- [What is being asked] Set down each line of the data below exactly as it stands, dropping the pictures.

- [Record excerpts]
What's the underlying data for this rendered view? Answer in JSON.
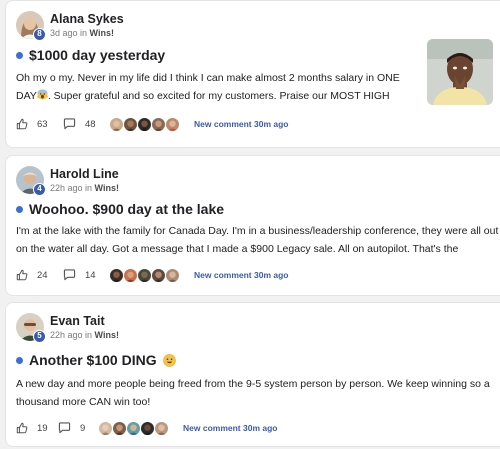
{
  "colors": {
    "accent": "#3b6fd8",
    "badge": "#3b5ba9",
    "link": "#3b5ba9"
  },
  "posts": [
    {
      "author": "Alana Sykes",
      "level": "8",
      "time": "3d ago in ",
      "category": "Wins!",
      "title": "$1000 day yesterday",
      "body_text": "Oh my o my. Never in my life did I think I can make almost 2 months salary in ONE DAY",
      "body_emoji": "scream-emoji-icon",
      "body_text_2": ". Super grateful and so excited for my customers. Praise our MOST HIGH",
      "has_image": true,
      "likes": "63",
      "comments": "48",
      "new_comment": "New comment 30m ago"
    },
    {
      "author": "Harold Line",
      "level": "4",
      "time": "22h ago in ",
      "category": "Wins!",
      "title": "Woohoo. $900 day at the lake",
      "body_text": "I'm at the lake with the family for Canada Day. I'm in a business/leadership conference, they were all out on the water all day. Got a message that I made a $900 Legacy sale. All on autopilot. That's the",
      "likes": "24",
      "comments": "14",
      "new_comment": "New comment 30m ago"
    },
    {
      "author": "Evan Tait",
      "level": "5",
      "time": "22h ago in ",
      "category": "Wins!",
      "title": "Another $100 DING",
      "title_emoji": "smile-emoji-icon",
      "body_text": "A new day and more people being freed from the 9-5 system person by person. We keep winning so a thousand more CAN win too!",
      "likes": "19",
      "comments": "9",
      "new_comment": "New comment 30m ago"
    }
  ]
}
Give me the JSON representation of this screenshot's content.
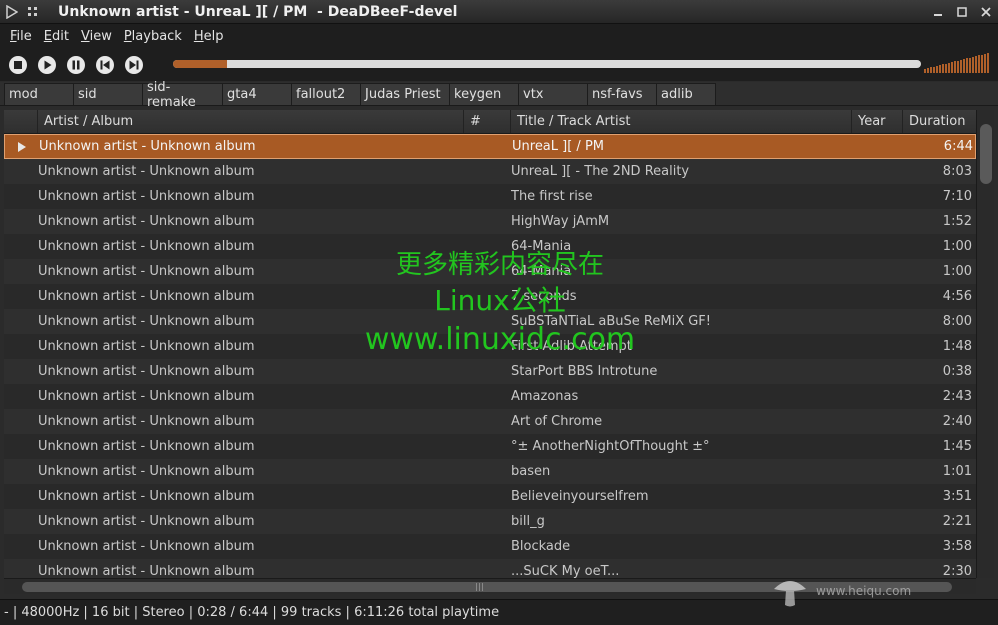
{
  "window": {
    "title": "Unknown artist - UnreaL ][ / PM  - DeaDBeeF-devel"
  },
  "menu": [
    {
      "label": "File",
      "accel": "F",
      "rest": "ile"
    },
    {
      "label": "Edit",
      "accel": "E",
      "rest": "dit"
    },
    {
      "label": "View",
      "accel": "V",
      "rest": "iew"
    },
    {
      "label": "Playback",
      "accel": "P",
      "rest": "layback"
    },
    {
      "label": "Help",
      "accel": "H",
      "rest": "elp"
    }
  ],
  "toolbar": {
    "buttons": [
      "stop-icon",
      "play-icon",
      "pause-icon",
      "prev-icon",
      "next-icon"
    ],
    "seek_progress": 0.0725,
    "volume_level": 1.0,
    "accent_color": "#b0602a"
  },
  "tabs": [
    "mod",
    "sid",
    "sid-remake",
    "gta4",
    "fallout2",
    "Judas Priest",
    "keygen",
    "vtx",
    "nsf-favs",
    "adlib"
  ],
  "columns": {
    "artist_album": "Artist / Album",
    "number": "#",
    "title": "Title / Track Artist",
    "year": "Year",
    "duration": "Duration"
  },
  "rows": [
    {
      "artist": "Unknown artist - Unknown album",
      "title": "UnreaL ][ / PM",
      "duration": "6:44",
      "playing": true
    },
    {
      "artist": "Unknown artist - Unknown album",
      "title": "UnreaL ][ - The 2ND Reality",
      "duration": "8:03"
    },
    {
      "artist": "Unknown artist - Unknown album",
      "title": "The first rise",
      "duration": "7:10"
    },
    {
      "artist": "Unknown artist - Unknown album",
      "title": "HighWay jAmM",
      "duration": "1:52"
    },
    {
      "artist": "Unknown artist - Unknown album",
      "title": "64-Mania",
      "duration": "1:00"
    },
    {
      "artist": "Unknown artist - Unknown album",
      "title": "64-Mania",
      "duration": "1:00"
    },
    {
      "artist": "Unknown artist - Unknown album",
      "title": "7 seconds",
      "duration": "4:56"
    },
    {
      "artist": "Unknown artist - Unknown album",
      "title": "SuBSTaNTiaL aBuSe ReMiX GF!",
      "duration": "8:00"
    },
    {
      "artist": "Unknown artist - Unknown album",
      "title": "First Adlib Attempt",
      "duration": "1:48"
    },
    {
      "artist": "Unknown artist - Unknown album",
      "title": "StarPort BBS Introtune",
      "duration": "0:38"
    },
    {
      "artist": "Unknown artist - Unknown album",
      "title": "Amazonas",
      "duration": "2:43"
    },
    {
      "artist": "Unknown artist - Unknown album",
      "title": "Art of Chrome",
      "duration": "2:40"
    },
    {
      "artist": "Unknown artist - Unknown album",
      "title": "°± AnotherNightOfThought ±°",
      "duration": "1:45"
    },
    {
      "artist": "Unknown artist - Unknown album",
      "title": "basen",
      "duration": "1:01"
    },
    {
      "artist": "Unknown artist - Unknown album",
      "title": "Believeinyourselfrem",
      "duration": "3:51"
    },
    {
      "artist": "Unknown artist - Unknown album",
      "title": "bill_g",
      "duration": "2:21"
    },
    {
      "artist": "Unknown artist - Unknown album",
      "title": "Blockade",
      "duration": "3:58"
    },
    {
      "artist": "Unknown artist - Unknown album",
      "title": "...SuCK My oeT...",
      "duration": "2:30"
    }
  ],
  "statusbar": {
    "text": "- | 48000Hz | 16 bit | Stereo | 0:28 / 6:44 | 99 tracks | 6:11:26 total playtime"
  },
  "watermark": {
    "line1": "更多精彩内容尽在",
    "line2": "Linux公社",
    "line3": "www.linuxidc.com"
  },
  "corner_logo": {
    "site": "www.heiqu.com"
  }
}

- [The response]
What's the underlying data for this rendered view? Answer in JSON.
{
  "colors": {
    "accent": "#3b6fd8",
    "badge": "#3b5ba9",
    "link": "#3b5ba9"
  },
  "posts": [
    {
      "author": "Alana Sykes",
      "level": "8",
      "time": "3d ago in ",
      "category": "Wins!",
      "title": "$1000 day yesterday",
      "body_text": "Oh my o my. Never in my life did I think I can make almost 2 months salary in ONE DAY",
      "body_emoji": "scream-emoji-icon",
      "body_text_2": ". Super grateful and so excited for my customers. Praise our MOST HIGH",
      "has_image": true,
      "likes": "63",
      "comments": "48",
      "new_comment": "New comment 30m ago"
    },
    {
      "author": "Harold Line",
      "level": "4",
      "time": "22h ago in ",
      "category": "Wins!",
      "title": "Woohoo. $900 day at the lake",
      "body_text": "I'm at the lake with the family for Canada Day. I'm in a business/leadership conference, they were all out on the water all day. Got a message that I made a $900 Legacy sale. All on autopilot. That's the",
      "likes": "24",
      "comments": "14",
      "new_comment": "New comment 30m ago"
    },
    {
      "author": "Evan Tait",
      "level": "5",
      "time": "22h ago in ",
      "category": "Wins!",
      "title": "Another $100 DING",
      "title_emoji": "smile-emoji-icon",
      "body_text": "A new day and more people being freed from the 9-5 system person by person. We keep winning so a thousand more CAN win too!",
      "likes": "19",
      "comments": "9",
      "new_comment": "New comment 30m ago"
    }
  ]
}
Give me the JSON representation of this screenshot's content.
{
  "window": {
    "title": "Unknown artist - UnreaL ][ / PM  - DeaDBeeF-devel"
  },
  "menu": [
    {
      "label": "File",
      "accel": "F",
      "rest": "ile"
    },
    {
      "label": "Edit",
      "accel": "E",
      "rest": "dit"
    },
    {
      "label": "View",
      "accel": "V",
      "rest": "iew"
    },
    {
      "label": "Playback",
      "accel": "P",
      "rest": "layback"
    },
    {
      "label": "Help",
      "accel": "H",
      "rest": "elp"
    }
  ],
  "toolbar": {
    "buttons": [
      "stop-icon",
      "play-icon",
      "pause-icon",
      "prev-icon",
      "next-icon"
    ],
    "seek_progress": 0.0725,
    "volume_level": 1.0,
    "accent_color": "#b0602a"
  },
  "tabs": [
    "mod",
    "sid",
    "sid-remake",
    "gta4",
    "fallout2",
    "Judas Priest",
    "keygen",
    "vtx",
    "nsf-favs",
    "adlib"
  ],
  "columns": {
    "artist_album": "Artist / Album",
    "number": "#",
    "title": "Title / Track Artist",
    "year": "Year",
    "duration": "Duration"
  },
  "rows": [
    {
      "artist": "Unknown artist - Unknown album",
      "title": "UnreaL ][ / PM",
      "duration": "6:44",
      "playing": true
    },
    {
      "artist": "Unknown artist - Unknown album",
      "title": "UnreaL ][ - The 2ND Reality",
      "duration": "8:03"
    },
    {
      "artist": "Unknown artist - Unknown album",
      "title": "The first rise",
      "duration": "7:10"
    },
    {
      "artist": "Unknown artist - Unknown album",
      "title": "HighWay jAmM",
      "duration": "1:52"
    },
    {
      "artist": "Unknown artist - Unknown album",
      "title": "64-Mania",
      "duration": "1:00"
    },
    {
      "artist": "Unknown artist - Unknown album",
      "title": "64-Mania",
      "duration": "1:00"
    },
    {
      "artist": "Unknown artist - Unknown album",
      "title": "7 seconds",
      "duration": "4:56"
    },
    {
      "artist": "Unknown artist - Unknown album",
      "title": "SuBSTaNTiaL aBuSe ReMiX GF!",
      "duration": "8:00"
    },
    {
      "artist": "Unknown artist - Unknown album",
      "title": "First Adlib Attempt",
      "duration": "1:48"
    },
    {
      "artist": "Unknown artist - Unknown album",
      "title": "StarPort BBS Introtune",
      "duration": "0:38"
    },
    {
      "artist": "Unknown artist - Unknown album",
      "title": "Amazonas",
      "duration": "2:43"
    },
    {
      "artist": "Unknown artist - Unknown album",
      "title": "Art of Chrome",
      "duration": "2:40"
    },
    {
      "artist": "Unknown artist - Unknown album",
      "title": "°± AnotherNightOfThought ±°",
      "duration": "1:45"
    },
    {
      "artist": "Unknown artist - Unknown album",
      "title": "basen",
      "duration": "1:01"
    },
    {
      "artist": "Unknown artist - Unknown album",
      "title": "Believeinyourselfrem",
      "duration": "3:51"
    },
    {
      "artist": "Unknown artist - Unknown album",
      "title": "bill_g",
      "duration": "2:21"
    },
    {
      "artist": "Unknown artist - Unknown album",
      "title": "Blockade",
      "duration": "3:58"
    },
    {
      "artist": "Unknown artist - Unknown album",
      "title": "...SuCK My oeT...",
      "duration": "2:30"
    }
  ],
  "statusbar": {
    "text": "- | 48000Hz | 16 bit | Stereo | 0:28 / 6:44 | 99 tracks | 6:11:26 total playtime"
  },
  "watermark": {
    "line1": "更多精彩内容尽在",
    "line2": "Linux公社",
    "line3": "www.linuxidc.com"
  },
  "corner_logo": {
    "site": "www.heiqu.com"
  }
}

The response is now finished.